_Collection entries_:
------------------------------------------------------------------------
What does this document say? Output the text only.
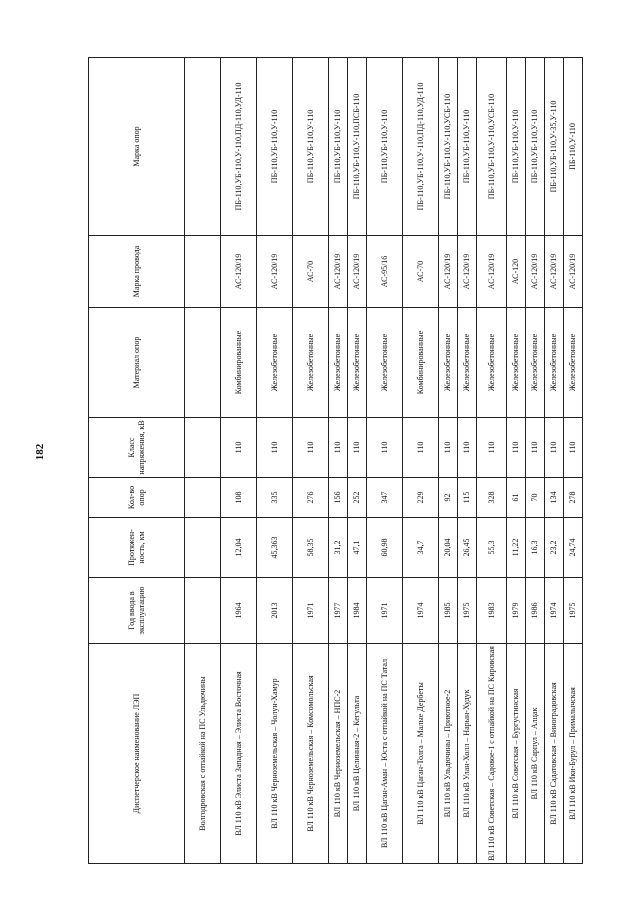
182
Диспетчерское наименование ЛЭП	Год ввода в эксплуатацию	Протяжен-ность, км	Кол-во опор	Класс напряжения, кВ	Материал опор	Марка провода	Марка опор
Волгодровская с отпайкой на ПС Ульдючины							
ВЛ 110 кВ Элиста Западная – Элиста Восточная	1964	12,04	108	110	Комбинированные	АС-120/19	ПБ-110,УБ-110,У-110,ПД-110,УД-110
ВЛ 110 кВ Черноземельская – Чолун-Хамур	2013	45,363	335	110	Железобетонные	АС-120/19	ПБ-110,УБ-110,У-110
ВЛ 110 кВ Черноземельская – Комсомольская	1971	58,35	276	110	Железобетонные	АС-70	ПБ-110,УБ-110,У-110
ВЛ 110 кВ Черноземельская – НПС-2	1977	31,2	156	110	Железобетонные	АС-120/19	ПБ-110,УБ-110,У-110
ВЛ 110 кВ Целинная-2 – Кегульта	1984	47,1	252	110	Железобетонные	АС-120/19	ПБ-110,УБ-110,У-110,ПСБ-110
ВЛ 110 кВ Цаган-Аман – Юста с отпайкой на ПС Татал	1971	60,98	347	110	Железобетонные	АС-95/16	ПБ-110,УБ-110,У-110
ВЛ 110 кВ Цаган-Толга – Малые Дербеты	1974	34,7	229	110	Комбинированные	АС-70	ПБ-110,УБ-110,У-110,ПД-110,УД-110
ВЛ 110 кВ Ульдючины – Приютное-2	1985	20,04	92	110	Железобетонные	АС-120/19	ПБ-110,УБ-110,У-110,УСБ-110
ВЛ 110 кВ Улан-Холл – Нарын-Худук	1975	26,45	115	110	Железобетонные	АС-120/19	ПБ-110,УБ-110,У-110
ВЛ 110 кВ Советская – Садовое-1 с отпайкой на ПС Кировская	1983	55,3	328	110	Железобетонные	АС-120/19	ПБ-110,УБ-110,У-110,УСБ-110
ВЛ 110 кВ Советская – Бургустинская	1979	11,22	61	110	Железобетонные	АС-120	ПБ-110,УБ-110,У-110
ВЛ 110 кВ Сарпул – Алцак	1986	16,3	70	110	Железобетонные	АС-120/19	ПБ-110,УБ-110,У-110
ВЛ 110 кВ Садатовская – Виноградовская	1974	23,2	134	110	Железобетонные	АС-120/19	ПБ-110,УБ-110,У-35,У-110
ВЛ 110 кВ Ики-Бурул – Прималычская	1975	24,74	278	110	Железобетонные	АС-120/19	ПБ-110,У-110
------------------------------------------------------------------------
_Exercise aim_: Identify all lines where the word "Железобетонные" shows up. Copy them.

_Written response_:
ВЛ 110 кВ Черноземельская – Чолун-Хамур	2013	45,363	335	110	Железобетонные	АС-120/19	ПБ-110,УБ-110,У-110
ВЛ 110 кВ Черноземельская – Комсомольская	1971	58,35	276	110	Железобетонные	АС-70	ПБ-110,УБ-110,У-110
ВЛ 110 кВ Черноземельская – НПС-2	1977	31,2	156	110	Железобетонные	АС-120/19	ПБ-110,УБ-110,У-110
ВЛ 110 кВ Целинная-2 – Кегульта	1984	47,1	252	110	Железобетонные	АС-120/19	ПБ-110,УБ-110,У-110,ПСБ-110
ВЛ 110 кВ Цаган-Аман – Юста с отпайкой на ПС Татал	1971	60,98	347	110	Железобетонные	АС-95/16	ПБ-110,УБ-110,У-110
ВЛ 110 кВ Ульдючины – Приютное-2	1985	20,04	92	110	Железобетонные	АС-120/19	ПБ-110,УБ-110,У-110,УСБ-110
ВЛ 110 кВ Улан-Холл – Нарын-Худук	1975	26,45	115	110	Железобетонные	АС-120/19	ПБ-110,УБ-110,У-110
ВЛ 110 кВ Советская – Садовое-1 с отпайкой на ПС Кировская	1983	55,3	328	110	Железобетонные	АС-120/19	ПБ-110,УБ-110,У-110,УСБ-110
ВЛ 110 кВ Советская – Бургустинская	1979	11,22	61	110	Железобетонные	АС-120	ПБ-110,УБ-110,У-110
ВЛ 110 кВ Сарпул – Алцак	1986	16,3	70	110	Железобетонные	АС-120/19	ПБ-110,УБ-110,У-110
ВЛ 110 кВ Садатовская – Виноградовская	1974	23,2	134	110	Железобетонные	АС-120/19	ПБ-110,УБ-110,У-35,У-110
ВЛ 110 кВ Ики-Бурул – Прималычская	1975	24,74	278	110	Железобетонные	АС-120/19	ПБ-110,У-110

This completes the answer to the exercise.